Stored data entries:
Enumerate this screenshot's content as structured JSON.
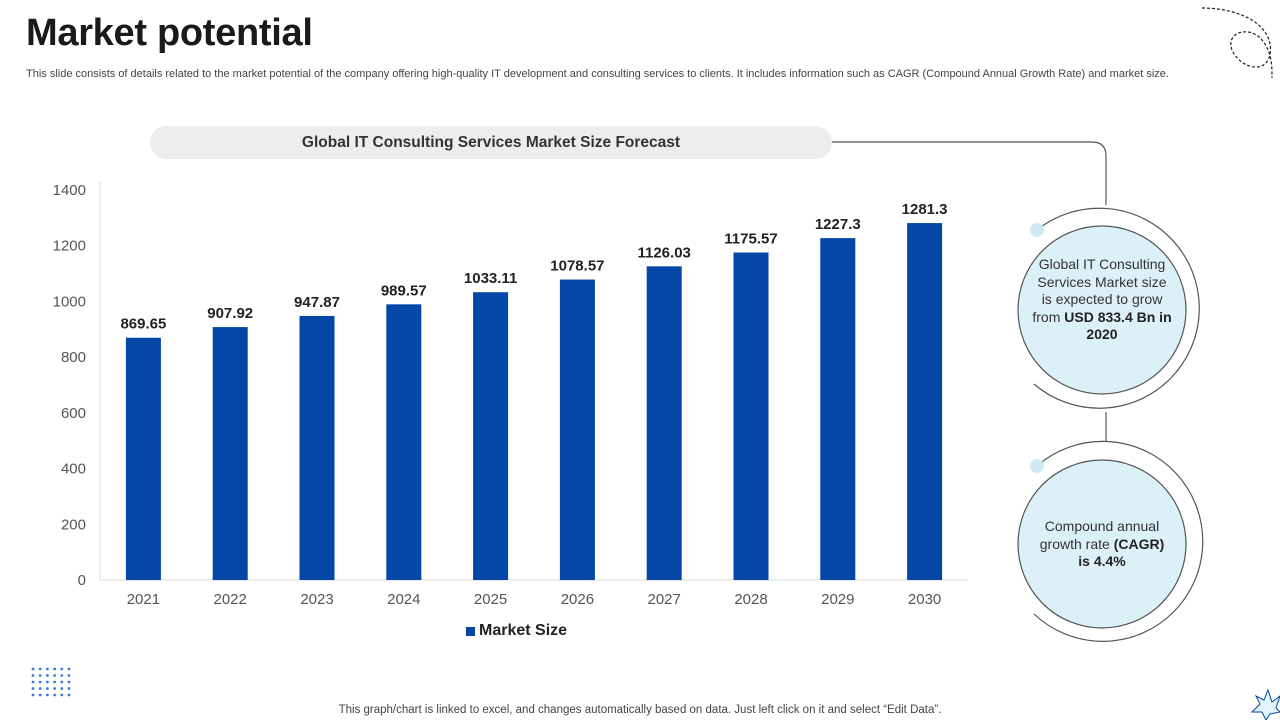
{
  "page": {
    "title": "Market potential",
    "description": "This slide consists of details related to the market potential of the company offering high-quality IT development and consulting services to clients. It includes information such as CAGR (Compound Annual Growth Rate) and market size.",
    "footer": "This graph/chart is linked to excel,  and changes automatically based on data. Just left click on it and select “Edit Data”."
  },
  "colors": {
    "bar": "#0447a6",
    "accent_light": "#dcf0f8",
    "accent_dot": "#cfe8f5",
    "outline": "#555555"
  },
  "callouts": {
    "market": {
      "text_before": "Global IT Consulting Services Market size is expected to grow from ",
      "text_bold": "USD 833.4 Bn in 2020"
    },
    "cagr": {
      "text_before": "Compound annual growth rate ",
      "text_bold": "(CAGR) is 4.4%"
    }
  },
  "chart_data": {
    "type": "bar",
    "title": "Global IT Consulting Services Market Size Forecast",
    "categories": [
      "2021",
      "2022",
      "2023",
      "2024",
      "2025",
      "2026",
      "2027",
      "2028",
      "2029",
      "2030"
    ],
    "series": [
      {
        "name": "Market Size",
        "values": [
          869.65,
          907.92,
          947.87,
          989.57,
          1033.11,
          1078.57,
          1126.03,
          1175.57,
          1227.3,
          1281.3
        ]
      }
    ],
    "value_labels": [
      "869.65",
      "907.92",
      "947.87",
      "989.57",
      "1033.11",
      "1078.57",
      "1126.03",
      "1175.57",
      "1227.3",
      "1281.3"
    ],
    "ylim": [
      0,
      1400
    ],
    "yticks": [
      "0",
      "200",
      "400",
      "600",
      "800",
      "1000",
      "1200",
      "1400"
    ],
    "xlabel": "",
    "ylabel": "",
    "grid": false,
    "legend": "bottom"
  }
}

**WHAT YOU SHOULD DO:** Restate each line of the records exactly; pictures do not belong in the copy.

**SOLUTION:**
Enumerate this screenshot's content as structured JSON.
{
  "page": {
    "title": "Market potential",
    "description": "This slide consists of details related to the market potential of the company offering high-quality IT development and consulting services to clients. It includes information such as CAGR (Compound Annual Growth Rate) and market size.",
    "footer": "This graph/chart is linked to excel,  and changes automatically based on data. Just left click on it and select “Edit Data”."
  },
  "colors": {
    "bar": "#0447a6",
    "accent_light": "#dcf0f8",
    "accent_dot": "#cfe8f5",
    "outline": "#555555"
  },
  "callouts": {
    "market": {
      "text_before": "Global IT Consulting Services Market size is expected to grow from ",
      "text_bold": "USD 833.4 Bn in 2020"
    },
    "cagr": {
      "text_before": "Compound annual growth rate ",
      "text_bold": "(CAGR) is 4.4%"
    }
  },
  "chart_data": {
    "type": "bar",
    "title": "Global IT Consulting Services Market Size Forecast",
    "categories": [
      "2021",
      "2022",
      "2023",
      "2024",
      "2025",
      "2026",
      "2027",
      "2028",
      "2029",
      "2030"
    ],
    "series": [
      {
        "name": "Market Size",
        "values": [
          869.65,
          907.92,
          947.87,
          989.57,
          1033.11,
          1078.57,
          1126.03,
          1175.57,
          1227.3,
          1281.3
        ]
      }
    ],
    "value_labels": [
      "869.65",
      "907.92",
      "947.87",
      "989.57",
      "1033.11",
      "1078.57",
      "1126.03",
      "1175.57",
      "1227.3",
      "1281.3"
    ],
    "ylim": [
      0,
      1400
    ],
    "yticks": [
      "0",
      "200",
      "400",
      "600",
      "800",
      "1000",
      "1200",
      "1400"
    ],
    "xlabel": "",
    "ylabel": "",
    "grid": false,
    "legend": "bottom"
  }
}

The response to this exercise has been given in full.